Exercice proposé A: Indiquez si chacune des affirmations suivantes concorde avec le texte sur la dette publique, en justifiant chaque réponse par les mots décisifs du texte cités à l'identique. (i) La situation décrite est propre à la France. (ii) La dette annoncée s'élève à 1 450 milliards d'euros. (iii) Emprunter 20 milliards d'euros supplémentaires sur les marchés financiers est présenté comme un bon signal.
Exercice proposé B: Recopiez le texte sur la dette publique depuis « Mais, aujourd'hui, nous » jusqu'à « des dettes publiques. » inclus, en substituant « capitaux » à « liquidités ».
Exercice proposé C: Rédigez la suite du texte sur la dette publique, en reprenant juste après sa dernière phrase.

Texte du document:

◆ ◆ ◆ ◆ ◆ ◆ ◆

Mais, aujourd'hui, nous sommes confrontés à une phase inédite, à une sorte de nouvel âge de la dette. Certes, cela n’est pas propre à la France : au sein de l’Union européenne, l’injection de liquidités par la Banque centrale européenne comme l’intervention des États pour parer à la crise financière étaient nécessaires. Malheureusement, ces interventions ont nourri une nouvelle bulle : celle des dettes publiques.
Une telle situation suppose que la sortie de crise fasse l’objet d’une stratégie coopérative, au moins au sein de la zone euro, à l’inverse de ce qui s’est passé pour le plan de relance.
La France ne pourra pas, une nouvelle fois, se comporter en passager clandestin. Elle doit chercher les voies et moyens de cette stratégie avec notre partenaire principal qu’est l’Allemagne. À cet égard, emprunter encore 20 milliards d’euros supplémentaires sur les marchés financiers est un très mauvais signal, voire une provocation, au moment où notre pays est rappelé à l’ordre au sujet de la trajectoire qu’il suit en matière de réduction des déficits.
La seule question qui vaille est non pas : « quelle est l’ampleur de la dette ? », mais : « avons-nous les moyens de la rattraper ? » Une dette annoncée de 1 450 milliards d'euros alors que la France produit à peu près 30 milliards d’euros supplémentaires de richesse par an : on voit l’effort à fournir et le temps que pourrait prendre le rattrapage !
Se trouve donc posé, outre le problème de nos finances publiques, celui du redressement de notre pays. En cas d’échec, la France s’appauvrira durablement. Or, mes chers collègues, nous savons bien que, lorsque le riche maigrit, le pauvre meurt ! (Applaudissements sur les travées du groupe socialiste et du groupe CRC-SPG.)
M. Jean-Pierre Fourcade. Ça, c’est vrai !
Mme la présidente. La parole est à M. Jean-Pierre Chevènement.
M. Jean-Pierre Chevènement. Madame la présidente, monsieur le ministre, mes chers collègues, l’an dernier, M. le rapporteur général et moi-même étions d’accord pour distinguer la bonne dette et la mauvaise dette. Or, aujourd'hui, seule demeure la mauvaise dette, et M. Fourcade a ouvert, reconnaissons-le, des perspectives peu réjouissantes.
Ma plaidoirie sera un peu différente de celle de la plupart des orateurs qui m’ont précédé. Même si j’ai beaucoup apprécié votre rapport, monsieur le rapporteur général, je veux introduire une nouvelle idée dans notre débat. En fait, notre pays est confronté à un problème de compétitivité. Il est pris en étau entre les pays à bas coût salarial, au premier rang desquels figure la Chine, et le dollar, monnaie des États-Unis, sur laquelle le yuan est indexé. Et il ne peut pas sortir de cette tenaille dans l’Europe des Vingt-sept, dans l’Europe de Lisbonne, avec un euro qui s’envole et qui pèse sur sa compétitivité.

◆ ◆ ◆ ◆ ◆ ◆ ◆

Données fournies:
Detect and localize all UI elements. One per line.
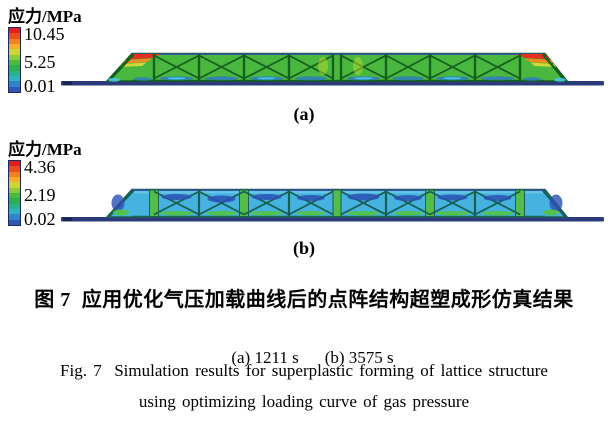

◆ ◆ ◆ ◆ ◆ ◆ ◆

Réponse attendue A:
(i) Non : « Certes, cela n’est pas propre à la France ».
(ii) Oui : « Une dette annoncée de 1 450 milliards d'euros ».
(iii) Non : « est un très mauvais signal, voire une provocation ».

Réponse attendue B:
Mais, aujourd'hui, nous sommes confrontés à une phase inédite, à une sorte de nouvel âge de la dette. Certes, cela n’est pas propre à la France : au sein de l’Union européenne, l’injection de capitaux par la Banque centrale européenne comme l’intervention des États pour parer à la crise financière étaient nécessaires. Malheureusement, ces interventions ont nourri une nouvelle bulle : celle des dettes publiques.

Réponse attendue C:
Cette mauvaise dette, qui résulte très largement du cumul du déficit budgétaire et des amortissements de dette, reflet des déficits passés, la France ne peut pas la résorber faute d’afficher le taux de croissance qui le lui permettrait.
Au total, la dette de l’État atteindra 1 142 milliards d'euros à la fin de cette année et probablement 1 258 milliards d'euros à la fin de 2010. Si l’on ajoute à cette dette tous les éléments devant être pris en compte, elle représente aujourd'hui 77 % du PIB et en représentera 84 % en 2010.
Dans l’histoire de la dette publique, c’est le deuxième envol spectaculaire, après celui qui avait suivi la réunification allemande et la signature du traité de Maastricht, période à laquelle, pour s’aligner sur le mark au prix de taux d’intérêt assassins, la France a, en quelque sorte, cassé sa croissance et permis l’ascension de sa dette de 26 points de PIB. Cette fois-ci, en trois ans, nous en sommes à 17 points.
Ce deuxième envol spectaculaire, dû pour l’essentiel à la récession et aux moins-values fiscales, doit inspirer trois choix clairs.
Tout d’abord, un peu de courage, une remise en cause vigoureuse des niches fiscales,…
M. Philippe Marini, rapporteur général de la commission des finances. Très bien !
M. Jean-Pierre Chevènement. … des exonérations abusives, du bouclier fiscal, véritable défi à l’esprit de justice. Notre pays doit être convié à l’effort et il y répondra si, naturellement, la condition élémentaire suivante est remplie : que l’effort soit équitablement partagé.
Aujourd'hui, la France s’appauvrit ; il y a de plus en plus de riches très riches, mais surtout de plus en plus de pauvres très pauvres. La solidarité manque au rendez-vous, signe que quelque chose ne tourne pas rond dans notre République et, plus largement, dans l’Europe de Lisbonne, où la première des libertés est celle des capitaux et la dernière, celle des travailleurs.
Au moins 50 milliards d'euros manquent à l’appel. Naturellement, prisonnier du système euro, notre pays est contraint de subventionner les charges sociales des entreprises. Tout cela traduit bien le dérèglement général du système.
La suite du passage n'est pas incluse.